Set problem: Find every line with "title" in it, then report how many there are and nothing more.

Extracted material:
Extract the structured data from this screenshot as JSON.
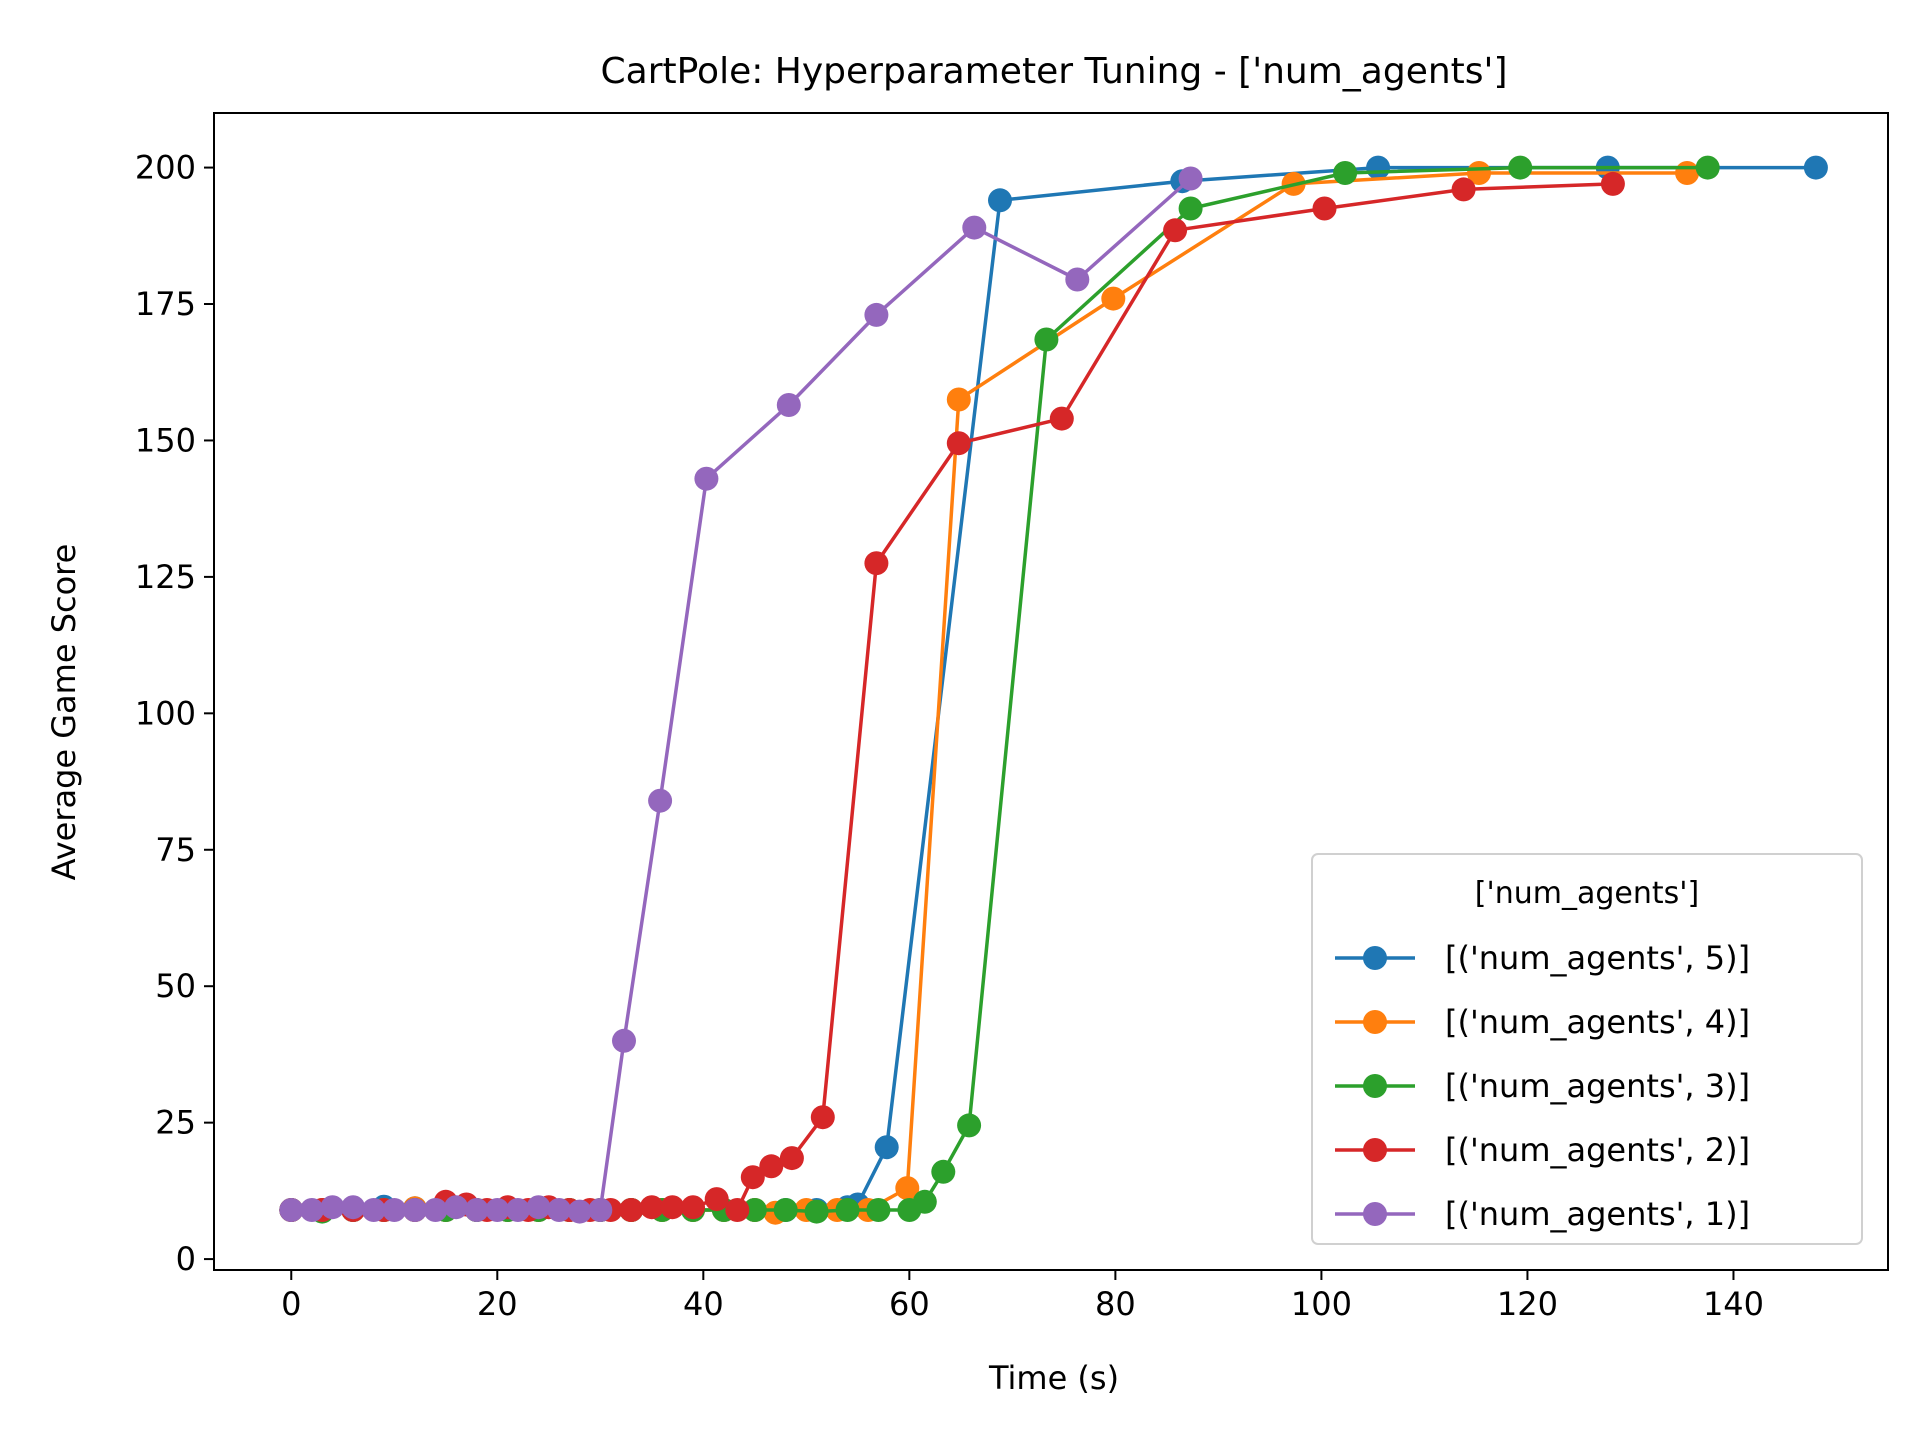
{
  "chart_data": {
    "type": "line",
    "title": "CartPole: Hyperparameter Tuning - ['num_agents']",
    "xlabel": "Time (s)",
    "ylabel": "Average Game Score",
    "xlim": [
      -7.5,
      155
    ],
    "ylim": [
      -2,
      210
    ],
    "xticks": [
      0,
      20,
      40,
      60,
      80,
      100,
      120,
      140
    ],
    "yticks": [
      0,
      25,
      50,
      75,
      100,
      125,
      150,
      175,
      200
    ],
    "legend": {
      "title": "['num_agents']",
      "position": "lower-right"
    },
    "grid": false,
    "series": [
      {
        "name": "[('num_agents', 5)]",
        "color": "#1f77b4",
        "x": [
          0,
          3,
          6,
          9,
          12,
          15,
          18,
          21,
          24,
          27,
          30,
          33,
          36,
          39,
          42,
          45,
          48,
          51,
          54,
          55,
          57.8,
          68.8,
          86.5,
          105.5,
          127.8,
          148
        ],
        "y": [
          9,
          9,
          9,
          9.6,
          9.3,
          9,
          9,
          9,
          9,
          9,
          9,
          9,
          9,
          9,
          9,
          9,
          9,
          9,
          9.5,
          10,
          20.5,
          194,
          197.5,
          200,
          200,
          200
        ]
      },
      {
        "name": "[('num_agents', 4)]",
        "color": "#ff7f0e",
        "x": [
          0,
          3,
          6,
          9,
          12,
          15,
          18,
          21,
          24,
          27,
          30,
          33,
          36,
          39,
          42,
          45,
          47,
          50,
          53,
          56,
          59.8,
          64.8,
          79.8,
          97.3,
          115.3,
          135.5
        ],
        "y": [
          9,
          9,
          9,
          9,
          9.3,
          9,
          9,
          9,
          9,
          9,
          9,
          9,
          9,
          9,
          9,
          9,
          8.5,
          9,
          9,
          9,
          13,
          157.5,
          176,
          197,
          199,
          199
        ]
      },
      {
        "name": "[('num_agents', 3)]",
        "color": "#2ca02c",
        "x": [
          0,
          3,
          6,
          9,
          12,
          15,
          18,
          21,
          24,
          27,
          30,
          33,
          36,
          39,
          42,
          45,
          48,
          51,
          54,
          57,
          60,
          61.5,
          63.3,
          65.8,
          73.3,
          87.3,
          102.3,
          119.3,
          137.5
        ],
        "y": [
          9,
          8.7,
          9,
          9,
          9,
          9,
          9,
          9,
          9,
          9,
          9,
          9,
          9,
          9,
          9,
          9,
          9,
          8.7,
          9,
          9,
          9,
          10.5,
          16,
          24.5,
          168.5,
          192.5,
          199,
          200,
          200
        ]
      },
      {
        "name": "[('num_agents', 2)]",
        "color": "#d62728",
        "x": [
          0,
          3,
          6,
          9,
          12,
          15,
          17,
          19,
          21,
          23,
          25,
          27,
          29,
          31,
          33,
          35,
          37,
          39,
          41.3,
          43.3,
          44.8,
          46.6,
          48.6,
          51.6,
          56.8,
          64.8,
          74.8,
          85.8,
          100.3,
          113.8,
          128.3
        ],
        "y": [
          9,
          9,
          9,
          9,
          9,
          10.5,
          10,
          9,
          9.5,
          9,
          9.5,
          9,
          9,
          9,
          9,
          9.5,
          9.5,
          9.5,
          11,
          9,
          15,
          17,
          18.5,
          26,
          127.5,
          149.5,
          154,
          188.5,
          192.5,
          196,
          197
        ]
      },
      {
        "name": "[('num_agents', 1)]",
        "color": "#9467bd",
        "x": [
          0,
          2,
          4,
          6,
          8,
          10,
          12,
          14,
          16,
          18,
          20,
          22,
          24,
          26,
          28,
          30,
          32.3,
          35.8,
          40.3,
          48.3,
          56.8,
          66.3,
          76.3,
          87.3
        ],
        "y": [
          9,
          9,
          9.5,
          9.5,
          9,
          9,
          9,
          9,
          9.5,
          9,
          9,
          9,
          9.5,
          9,
          8.7,
          9,
          40,
          84,
          143,
          156.5,
          173,
          189,
          179.5,
          198
        ]
      }
    ]
  }
}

The result: 2